Required task → Report how many lines of the listing below include the word "WhatsApp". Give nothing but the number.

---------- Provided records ----------

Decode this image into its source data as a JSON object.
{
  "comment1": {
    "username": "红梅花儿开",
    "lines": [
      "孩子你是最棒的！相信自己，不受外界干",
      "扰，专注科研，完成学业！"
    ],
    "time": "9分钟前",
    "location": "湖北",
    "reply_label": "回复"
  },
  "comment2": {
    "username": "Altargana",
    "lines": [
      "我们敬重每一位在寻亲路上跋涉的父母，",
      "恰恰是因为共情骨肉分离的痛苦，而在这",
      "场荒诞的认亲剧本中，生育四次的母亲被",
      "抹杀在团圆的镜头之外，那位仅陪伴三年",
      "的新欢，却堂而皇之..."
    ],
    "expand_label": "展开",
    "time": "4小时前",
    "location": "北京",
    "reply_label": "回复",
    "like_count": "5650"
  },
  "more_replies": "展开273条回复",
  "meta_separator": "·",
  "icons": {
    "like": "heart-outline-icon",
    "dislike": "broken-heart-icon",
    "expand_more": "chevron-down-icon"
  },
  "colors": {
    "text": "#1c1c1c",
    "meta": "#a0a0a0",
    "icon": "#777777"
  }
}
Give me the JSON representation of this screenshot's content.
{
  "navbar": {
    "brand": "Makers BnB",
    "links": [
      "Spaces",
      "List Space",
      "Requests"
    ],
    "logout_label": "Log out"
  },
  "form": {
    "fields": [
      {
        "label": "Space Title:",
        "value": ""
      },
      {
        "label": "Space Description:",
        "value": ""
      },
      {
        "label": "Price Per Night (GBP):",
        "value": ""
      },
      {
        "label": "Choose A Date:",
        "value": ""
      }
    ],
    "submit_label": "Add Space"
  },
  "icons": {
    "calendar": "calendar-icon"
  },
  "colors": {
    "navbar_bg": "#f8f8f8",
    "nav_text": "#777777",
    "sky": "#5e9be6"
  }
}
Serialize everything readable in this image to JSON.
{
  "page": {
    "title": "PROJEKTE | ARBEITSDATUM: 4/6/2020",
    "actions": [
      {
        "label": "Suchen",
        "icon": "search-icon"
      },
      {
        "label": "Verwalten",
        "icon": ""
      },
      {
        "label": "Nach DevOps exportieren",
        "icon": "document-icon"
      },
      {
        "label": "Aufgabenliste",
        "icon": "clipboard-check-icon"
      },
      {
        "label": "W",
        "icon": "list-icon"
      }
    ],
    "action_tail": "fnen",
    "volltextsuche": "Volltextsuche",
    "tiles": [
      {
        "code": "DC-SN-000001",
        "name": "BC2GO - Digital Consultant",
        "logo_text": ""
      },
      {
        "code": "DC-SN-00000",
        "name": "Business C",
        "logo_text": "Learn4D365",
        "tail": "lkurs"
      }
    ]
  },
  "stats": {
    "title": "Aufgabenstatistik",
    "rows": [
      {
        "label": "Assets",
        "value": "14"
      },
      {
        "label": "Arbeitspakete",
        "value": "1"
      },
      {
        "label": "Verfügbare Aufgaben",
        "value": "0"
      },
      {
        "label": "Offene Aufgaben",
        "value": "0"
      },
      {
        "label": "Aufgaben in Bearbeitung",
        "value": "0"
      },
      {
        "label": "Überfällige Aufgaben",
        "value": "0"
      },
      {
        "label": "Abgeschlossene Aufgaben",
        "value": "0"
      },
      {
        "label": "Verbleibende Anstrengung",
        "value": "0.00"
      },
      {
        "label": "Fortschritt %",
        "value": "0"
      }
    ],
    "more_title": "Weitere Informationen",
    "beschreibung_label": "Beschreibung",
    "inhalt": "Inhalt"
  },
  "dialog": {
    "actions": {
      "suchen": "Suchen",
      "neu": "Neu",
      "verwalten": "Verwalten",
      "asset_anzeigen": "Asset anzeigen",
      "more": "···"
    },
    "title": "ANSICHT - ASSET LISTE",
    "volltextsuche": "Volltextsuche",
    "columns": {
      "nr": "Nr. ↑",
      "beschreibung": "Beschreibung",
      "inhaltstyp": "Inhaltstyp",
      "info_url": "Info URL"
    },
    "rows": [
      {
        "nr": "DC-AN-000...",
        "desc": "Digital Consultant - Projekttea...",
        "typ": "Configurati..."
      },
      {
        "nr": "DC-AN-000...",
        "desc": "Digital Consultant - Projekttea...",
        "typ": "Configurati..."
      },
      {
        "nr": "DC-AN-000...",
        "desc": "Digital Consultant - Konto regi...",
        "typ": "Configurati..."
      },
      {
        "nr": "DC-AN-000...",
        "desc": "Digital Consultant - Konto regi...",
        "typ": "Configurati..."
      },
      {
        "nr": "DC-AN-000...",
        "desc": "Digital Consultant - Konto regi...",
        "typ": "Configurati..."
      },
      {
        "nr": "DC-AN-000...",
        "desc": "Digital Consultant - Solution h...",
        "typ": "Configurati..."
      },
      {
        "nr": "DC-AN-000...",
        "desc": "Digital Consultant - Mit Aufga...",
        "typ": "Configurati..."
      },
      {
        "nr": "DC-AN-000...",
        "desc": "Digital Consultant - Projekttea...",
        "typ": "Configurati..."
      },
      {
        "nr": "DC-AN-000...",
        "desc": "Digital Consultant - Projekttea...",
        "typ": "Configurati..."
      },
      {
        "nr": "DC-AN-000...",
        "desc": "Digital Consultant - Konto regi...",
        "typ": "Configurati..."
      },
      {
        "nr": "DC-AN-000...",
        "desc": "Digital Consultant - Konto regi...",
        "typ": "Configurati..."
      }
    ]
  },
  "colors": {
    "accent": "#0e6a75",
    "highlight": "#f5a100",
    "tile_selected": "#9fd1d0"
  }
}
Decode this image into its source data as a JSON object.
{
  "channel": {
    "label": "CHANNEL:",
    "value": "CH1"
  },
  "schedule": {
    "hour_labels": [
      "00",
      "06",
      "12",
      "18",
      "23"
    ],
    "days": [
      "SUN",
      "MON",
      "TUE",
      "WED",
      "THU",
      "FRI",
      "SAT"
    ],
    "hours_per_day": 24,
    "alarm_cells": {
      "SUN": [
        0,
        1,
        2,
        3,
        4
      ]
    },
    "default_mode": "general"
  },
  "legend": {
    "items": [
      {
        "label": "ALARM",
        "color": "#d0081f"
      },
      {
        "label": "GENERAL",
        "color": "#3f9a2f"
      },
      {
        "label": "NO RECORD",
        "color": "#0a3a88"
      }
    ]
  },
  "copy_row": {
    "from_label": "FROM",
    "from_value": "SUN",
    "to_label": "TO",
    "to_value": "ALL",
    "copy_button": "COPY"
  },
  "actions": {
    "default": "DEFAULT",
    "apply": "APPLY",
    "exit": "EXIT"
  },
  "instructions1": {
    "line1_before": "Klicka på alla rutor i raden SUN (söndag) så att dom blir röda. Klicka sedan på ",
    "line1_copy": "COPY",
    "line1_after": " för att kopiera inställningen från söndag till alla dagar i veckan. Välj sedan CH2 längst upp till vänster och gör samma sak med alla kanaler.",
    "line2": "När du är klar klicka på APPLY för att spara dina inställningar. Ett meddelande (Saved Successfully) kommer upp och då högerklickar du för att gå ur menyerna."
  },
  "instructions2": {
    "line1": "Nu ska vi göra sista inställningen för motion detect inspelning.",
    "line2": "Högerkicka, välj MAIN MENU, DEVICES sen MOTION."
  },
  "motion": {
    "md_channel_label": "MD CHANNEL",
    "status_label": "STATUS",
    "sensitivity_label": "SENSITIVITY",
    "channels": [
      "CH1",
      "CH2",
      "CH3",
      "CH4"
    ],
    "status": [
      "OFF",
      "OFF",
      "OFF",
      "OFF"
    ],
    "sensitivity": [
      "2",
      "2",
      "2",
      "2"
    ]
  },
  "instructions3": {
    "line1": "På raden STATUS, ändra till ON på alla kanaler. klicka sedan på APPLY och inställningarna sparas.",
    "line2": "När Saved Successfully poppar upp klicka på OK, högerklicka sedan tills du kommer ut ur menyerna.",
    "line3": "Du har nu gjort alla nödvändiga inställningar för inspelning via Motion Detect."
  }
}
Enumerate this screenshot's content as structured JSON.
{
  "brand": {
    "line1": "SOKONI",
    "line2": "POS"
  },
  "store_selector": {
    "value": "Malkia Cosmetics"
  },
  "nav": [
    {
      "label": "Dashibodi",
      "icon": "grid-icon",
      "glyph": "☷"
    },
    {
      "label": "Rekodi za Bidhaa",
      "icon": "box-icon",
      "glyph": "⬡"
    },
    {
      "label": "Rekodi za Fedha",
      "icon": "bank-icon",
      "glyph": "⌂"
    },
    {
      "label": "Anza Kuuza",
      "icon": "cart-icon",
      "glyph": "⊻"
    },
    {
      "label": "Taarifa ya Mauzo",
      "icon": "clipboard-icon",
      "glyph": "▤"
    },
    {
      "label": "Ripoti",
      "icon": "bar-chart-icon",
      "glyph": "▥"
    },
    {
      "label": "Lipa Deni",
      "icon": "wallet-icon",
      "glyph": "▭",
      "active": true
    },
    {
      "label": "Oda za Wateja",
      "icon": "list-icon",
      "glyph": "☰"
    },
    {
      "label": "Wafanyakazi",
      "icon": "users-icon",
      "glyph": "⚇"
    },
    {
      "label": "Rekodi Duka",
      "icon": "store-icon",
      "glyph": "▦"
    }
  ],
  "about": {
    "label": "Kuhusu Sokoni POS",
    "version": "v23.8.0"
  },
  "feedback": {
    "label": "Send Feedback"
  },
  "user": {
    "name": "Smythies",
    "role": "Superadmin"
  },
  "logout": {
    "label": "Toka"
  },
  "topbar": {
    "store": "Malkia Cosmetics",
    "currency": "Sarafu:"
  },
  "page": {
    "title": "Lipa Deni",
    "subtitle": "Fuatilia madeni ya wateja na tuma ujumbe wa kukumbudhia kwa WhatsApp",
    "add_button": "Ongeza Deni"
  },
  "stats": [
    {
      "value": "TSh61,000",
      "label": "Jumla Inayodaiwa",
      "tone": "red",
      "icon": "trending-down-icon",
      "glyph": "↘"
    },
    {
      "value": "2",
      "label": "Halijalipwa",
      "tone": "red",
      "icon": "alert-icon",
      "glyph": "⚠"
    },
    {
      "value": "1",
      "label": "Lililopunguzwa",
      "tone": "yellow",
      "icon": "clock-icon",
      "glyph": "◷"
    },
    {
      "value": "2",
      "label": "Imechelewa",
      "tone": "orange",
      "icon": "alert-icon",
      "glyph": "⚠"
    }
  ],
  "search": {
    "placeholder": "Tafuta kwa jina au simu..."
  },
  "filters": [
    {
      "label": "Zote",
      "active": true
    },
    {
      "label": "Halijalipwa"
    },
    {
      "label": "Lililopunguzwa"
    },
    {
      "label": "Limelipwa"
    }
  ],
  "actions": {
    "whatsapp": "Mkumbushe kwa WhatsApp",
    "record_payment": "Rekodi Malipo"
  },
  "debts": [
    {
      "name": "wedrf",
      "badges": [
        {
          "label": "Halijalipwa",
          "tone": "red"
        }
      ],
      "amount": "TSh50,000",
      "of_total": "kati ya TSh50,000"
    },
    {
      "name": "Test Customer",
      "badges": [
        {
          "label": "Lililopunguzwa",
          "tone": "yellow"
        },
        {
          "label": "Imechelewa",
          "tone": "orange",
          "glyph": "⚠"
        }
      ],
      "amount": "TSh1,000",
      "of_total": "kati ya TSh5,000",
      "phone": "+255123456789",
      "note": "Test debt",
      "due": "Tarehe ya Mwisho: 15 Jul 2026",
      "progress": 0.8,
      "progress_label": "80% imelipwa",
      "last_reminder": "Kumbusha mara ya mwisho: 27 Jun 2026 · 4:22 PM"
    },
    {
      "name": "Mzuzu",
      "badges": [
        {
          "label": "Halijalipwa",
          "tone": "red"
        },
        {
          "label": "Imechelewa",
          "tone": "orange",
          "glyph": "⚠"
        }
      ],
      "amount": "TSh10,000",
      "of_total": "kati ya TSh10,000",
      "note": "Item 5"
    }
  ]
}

----------

Completed task → 2